- WHAT IS BEING ASKED
Gather up the lines with the word "valence" in them.

- RAW DATA
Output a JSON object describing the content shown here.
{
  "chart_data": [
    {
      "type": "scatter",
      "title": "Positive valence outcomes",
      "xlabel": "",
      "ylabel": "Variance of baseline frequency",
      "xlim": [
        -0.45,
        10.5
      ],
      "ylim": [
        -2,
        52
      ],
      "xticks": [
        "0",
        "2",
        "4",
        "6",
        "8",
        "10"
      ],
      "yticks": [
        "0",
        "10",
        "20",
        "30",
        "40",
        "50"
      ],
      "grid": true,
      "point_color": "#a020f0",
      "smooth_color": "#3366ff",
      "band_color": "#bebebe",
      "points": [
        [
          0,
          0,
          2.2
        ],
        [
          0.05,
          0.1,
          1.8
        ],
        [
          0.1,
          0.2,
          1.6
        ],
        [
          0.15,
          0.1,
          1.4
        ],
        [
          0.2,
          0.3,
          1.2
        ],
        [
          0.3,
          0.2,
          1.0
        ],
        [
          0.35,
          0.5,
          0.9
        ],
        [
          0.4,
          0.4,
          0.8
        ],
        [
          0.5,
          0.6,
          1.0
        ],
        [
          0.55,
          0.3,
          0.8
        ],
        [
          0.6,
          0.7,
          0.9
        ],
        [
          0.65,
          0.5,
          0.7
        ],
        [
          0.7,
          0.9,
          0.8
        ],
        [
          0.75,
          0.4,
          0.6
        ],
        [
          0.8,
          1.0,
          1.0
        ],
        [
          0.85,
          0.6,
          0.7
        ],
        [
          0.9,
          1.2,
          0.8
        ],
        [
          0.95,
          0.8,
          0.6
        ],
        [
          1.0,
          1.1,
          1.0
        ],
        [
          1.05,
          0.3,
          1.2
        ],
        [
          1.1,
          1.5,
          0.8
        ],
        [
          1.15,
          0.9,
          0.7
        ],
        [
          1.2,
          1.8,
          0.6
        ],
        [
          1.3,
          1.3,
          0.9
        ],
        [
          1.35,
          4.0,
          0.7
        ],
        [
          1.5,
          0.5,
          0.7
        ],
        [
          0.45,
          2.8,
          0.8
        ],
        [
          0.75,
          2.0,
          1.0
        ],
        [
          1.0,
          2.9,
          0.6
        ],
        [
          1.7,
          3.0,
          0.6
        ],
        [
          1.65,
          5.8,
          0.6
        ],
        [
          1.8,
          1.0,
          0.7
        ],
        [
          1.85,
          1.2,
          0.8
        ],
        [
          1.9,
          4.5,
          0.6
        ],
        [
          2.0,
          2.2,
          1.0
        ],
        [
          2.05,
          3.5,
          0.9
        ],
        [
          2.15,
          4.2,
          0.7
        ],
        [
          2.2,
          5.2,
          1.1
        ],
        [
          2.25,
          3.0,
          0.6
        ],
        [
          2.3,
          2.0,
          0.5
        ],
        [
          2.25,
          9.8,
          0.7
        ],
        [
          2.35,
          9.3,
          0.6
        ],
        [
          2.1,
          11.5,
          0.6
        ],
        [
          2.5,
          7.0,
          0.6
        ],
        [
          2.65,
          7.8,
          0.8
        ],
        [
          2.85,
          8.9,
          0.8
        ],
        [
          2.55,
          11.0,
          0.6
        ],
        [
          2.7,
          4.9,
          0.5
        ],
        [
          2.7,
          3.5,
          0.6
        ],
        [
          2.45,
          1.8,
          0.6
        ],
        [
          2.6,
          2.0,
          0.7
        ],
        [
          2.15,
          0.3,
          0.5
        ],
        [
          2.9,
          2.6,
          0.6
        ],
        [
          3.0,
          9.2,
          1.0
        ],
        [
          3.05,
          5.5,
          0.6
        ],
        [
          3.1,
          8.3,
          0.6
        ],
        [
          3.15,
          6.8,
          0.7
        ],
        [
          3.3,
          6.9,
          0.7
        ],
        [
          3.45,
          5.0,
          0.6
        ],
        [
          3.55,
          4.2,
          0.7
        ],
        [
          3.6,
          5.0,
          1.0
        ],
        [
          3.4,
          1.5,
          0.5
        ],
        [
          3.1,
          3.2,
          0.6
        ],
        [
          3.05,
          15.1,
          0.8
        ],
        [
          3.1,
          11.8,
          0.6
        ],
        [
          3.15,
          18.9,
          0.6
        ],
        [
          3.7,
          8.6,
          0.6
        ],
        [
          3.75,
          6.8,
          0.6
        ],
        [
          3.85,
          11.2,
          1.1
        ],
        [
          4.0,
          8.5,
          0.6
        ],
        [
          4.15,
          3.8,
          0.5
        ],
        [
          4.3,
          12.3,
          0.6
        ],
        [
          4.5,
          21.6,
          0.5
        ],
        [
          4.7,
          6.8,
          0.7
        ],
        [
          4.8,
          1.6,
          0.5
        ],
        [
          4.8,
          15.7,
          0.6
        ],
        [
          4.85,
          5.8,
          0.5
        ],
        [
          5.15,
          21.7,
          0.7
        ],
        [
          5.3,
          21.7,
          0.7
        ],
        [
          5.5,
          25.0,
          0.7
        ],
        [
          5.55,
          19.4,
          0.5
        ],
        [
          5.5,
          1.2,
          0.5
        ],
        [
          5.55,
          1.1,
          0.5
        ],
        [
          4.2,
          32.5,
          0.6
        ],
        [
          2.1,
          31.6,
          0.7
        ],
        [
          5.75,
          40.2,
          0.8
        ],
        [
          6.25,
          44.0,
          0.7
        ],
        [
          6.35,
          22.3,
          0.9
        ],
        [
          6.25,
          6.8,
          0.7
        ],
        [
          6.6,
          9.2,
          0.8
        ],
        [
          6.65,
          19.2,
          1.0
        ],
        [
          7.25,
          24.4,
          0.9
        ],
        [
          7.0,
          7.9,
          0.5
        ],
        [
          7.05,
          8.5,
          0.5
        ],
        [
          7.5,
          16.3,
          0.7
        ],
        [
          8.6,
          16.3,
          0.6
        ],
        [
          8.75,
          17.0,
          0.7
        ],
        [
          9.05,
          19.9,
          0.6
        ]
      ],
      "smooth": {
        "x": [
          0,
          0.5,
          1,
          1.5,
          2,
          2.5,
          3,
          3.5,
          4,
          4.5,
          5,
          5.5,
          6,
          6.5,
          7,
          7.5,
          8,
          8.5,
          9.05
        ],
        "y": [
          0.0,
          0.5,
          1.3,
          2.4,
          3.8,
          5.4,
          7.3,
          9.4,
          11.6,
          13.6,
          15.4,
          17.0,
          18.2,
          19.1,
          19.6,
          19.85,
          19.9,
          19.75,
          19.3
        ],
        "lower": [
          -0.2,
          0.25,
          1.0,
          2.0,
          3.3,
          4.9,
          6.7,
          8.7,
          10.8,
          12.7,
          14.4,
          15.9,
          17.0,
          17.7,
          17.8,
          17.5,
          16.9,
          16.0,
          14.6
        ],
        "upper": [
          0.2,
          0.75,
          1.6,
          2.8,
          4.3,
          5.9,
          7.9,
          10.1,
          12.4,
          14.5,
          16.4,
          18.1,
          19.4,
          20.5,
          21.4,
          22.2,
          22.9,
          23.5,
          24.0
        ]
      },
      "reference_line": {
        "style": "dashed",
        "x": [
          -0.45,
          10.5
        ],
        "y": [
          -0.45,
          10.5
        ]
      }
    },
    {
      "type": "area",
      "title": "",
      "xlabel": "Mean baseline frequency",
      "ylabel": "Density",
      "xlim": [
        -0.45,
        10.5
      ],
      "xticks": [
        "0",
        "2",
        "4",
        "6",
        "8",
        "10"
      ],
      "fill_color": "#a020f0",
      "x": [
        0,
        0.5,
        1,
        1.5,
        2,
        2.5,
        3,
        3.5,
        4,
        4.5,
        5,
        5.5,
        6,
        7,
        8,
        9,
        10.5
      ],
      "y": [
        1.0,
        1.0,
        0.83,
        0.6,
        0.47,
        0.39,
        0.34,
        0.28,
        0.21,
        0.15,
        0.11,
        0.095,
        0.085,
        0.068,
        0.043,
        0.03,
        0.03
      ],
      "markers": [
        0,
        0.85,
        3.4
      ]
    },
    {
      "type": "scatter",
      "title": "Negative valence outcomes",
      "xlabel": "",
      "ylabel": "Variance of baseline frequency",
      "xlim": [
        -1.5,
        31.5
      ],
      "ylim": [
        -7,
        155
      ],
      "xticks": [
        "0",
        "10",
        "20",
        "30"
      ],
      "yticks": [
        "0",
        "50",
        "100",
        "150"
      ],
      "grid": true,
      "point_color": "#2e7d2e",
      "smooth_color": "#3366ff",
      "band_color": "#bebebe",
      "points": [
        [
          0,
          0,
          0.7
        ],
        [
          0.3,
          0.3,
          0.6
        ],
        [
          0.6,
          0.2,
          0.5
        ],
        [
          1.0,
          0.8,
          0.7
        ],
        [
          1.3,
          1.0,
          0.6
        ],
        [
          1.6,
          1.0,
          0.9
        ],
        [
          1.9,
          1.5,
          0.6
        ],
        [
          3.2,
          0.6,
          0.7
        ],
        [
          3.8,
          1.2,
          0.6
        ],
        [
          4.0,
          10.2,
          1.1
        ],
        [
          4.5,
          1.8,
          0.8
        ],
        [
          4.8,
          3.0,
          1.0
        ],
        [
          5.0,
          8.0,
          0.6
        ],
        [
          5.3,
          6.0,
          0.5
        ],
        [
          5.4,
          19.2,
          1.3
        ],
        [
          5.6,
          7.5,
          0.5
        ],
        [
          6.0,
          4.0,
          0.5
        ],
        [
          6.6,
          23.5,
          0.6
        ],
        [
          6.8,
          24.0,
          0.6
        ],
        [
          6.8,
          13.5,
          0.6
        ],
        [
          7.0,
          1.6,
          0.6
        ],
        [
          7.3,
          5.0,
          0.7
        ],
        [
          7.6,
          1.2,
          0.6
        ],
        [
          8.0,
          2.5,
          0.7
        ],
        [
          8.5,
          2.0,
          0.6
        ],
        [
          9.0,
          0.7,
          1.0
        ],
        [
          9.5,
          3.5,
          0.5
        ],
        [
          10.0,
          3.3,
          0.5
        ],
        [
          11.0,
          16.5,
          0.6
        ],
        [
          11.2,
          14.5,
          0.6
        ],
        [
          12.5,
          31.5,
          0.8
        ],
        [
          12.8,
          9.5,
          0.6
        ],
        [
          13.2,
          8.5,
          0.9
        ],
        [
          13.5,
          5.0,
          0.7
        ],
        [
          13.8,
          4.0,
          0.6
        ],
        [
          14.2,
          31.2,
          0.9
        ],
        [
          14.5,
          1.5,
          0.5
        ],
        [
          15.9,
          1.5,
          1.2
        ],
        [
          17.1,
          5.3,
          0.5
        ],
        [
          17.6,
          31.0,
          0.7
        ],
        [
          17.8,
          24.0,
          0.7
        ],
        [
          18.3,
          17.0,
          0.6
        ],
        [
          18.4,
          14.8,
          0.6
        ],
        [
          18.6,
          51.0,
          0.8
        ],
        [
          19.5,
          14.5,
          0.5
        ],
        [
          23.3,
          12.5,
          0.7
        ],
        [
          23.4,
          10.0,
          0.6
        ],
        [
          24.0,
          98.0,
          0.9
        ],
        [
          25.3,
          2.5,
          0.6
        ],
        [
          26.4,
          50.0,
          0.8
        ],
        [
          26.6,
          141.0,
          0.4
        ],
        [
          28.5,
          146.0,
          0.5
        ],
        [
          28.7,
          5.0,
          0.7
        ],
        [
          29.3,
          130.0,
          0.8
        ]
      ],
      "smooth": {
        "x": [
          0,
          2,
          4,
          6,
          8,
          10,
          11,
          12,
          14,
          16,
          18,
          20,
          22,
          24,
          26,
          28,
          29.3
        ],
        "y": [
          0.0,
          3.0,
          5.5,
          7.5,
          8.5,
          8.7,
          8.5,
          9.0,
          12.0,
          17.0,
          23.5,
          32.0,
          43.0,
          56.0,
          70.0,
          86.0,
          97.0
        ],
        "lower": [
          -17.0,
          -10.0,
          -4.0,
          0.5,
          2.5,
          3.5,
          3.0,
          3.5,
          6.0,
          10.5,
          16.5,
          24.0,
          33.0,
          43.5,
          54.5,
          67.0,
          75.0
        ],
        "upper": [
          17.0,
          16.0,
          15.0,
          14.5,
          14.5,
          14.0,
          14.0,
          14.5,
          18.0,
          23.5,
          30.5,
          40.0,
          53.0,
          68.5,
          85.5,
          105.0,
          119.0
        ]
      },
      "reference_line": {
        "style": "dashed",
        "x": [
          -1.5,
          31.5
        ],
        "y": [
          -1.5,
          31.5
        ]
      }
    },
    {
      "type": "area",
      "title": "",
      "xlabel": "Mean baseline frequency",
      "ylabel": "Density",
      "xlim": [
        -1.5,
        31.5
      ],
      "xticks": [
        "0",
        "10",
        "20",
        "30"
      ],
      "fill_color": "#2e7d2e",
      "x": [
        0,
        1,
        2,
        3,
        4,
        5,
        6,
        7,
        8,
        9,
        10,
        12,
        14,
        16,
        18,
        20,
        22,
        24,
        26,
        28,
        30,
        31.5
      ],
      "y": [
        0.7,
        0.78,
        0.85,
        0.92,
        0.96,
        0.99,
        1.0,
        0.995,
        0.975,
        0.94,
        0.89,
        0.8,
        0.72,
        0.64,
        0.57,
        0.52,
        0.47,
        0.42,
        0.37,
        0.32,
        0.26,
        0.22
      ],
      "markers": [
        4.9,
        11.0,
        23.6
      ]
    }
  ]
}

- CORRECT RESPONSE
      "title": "Positive valence outcomes",
      "title": "Negative valence outcomes",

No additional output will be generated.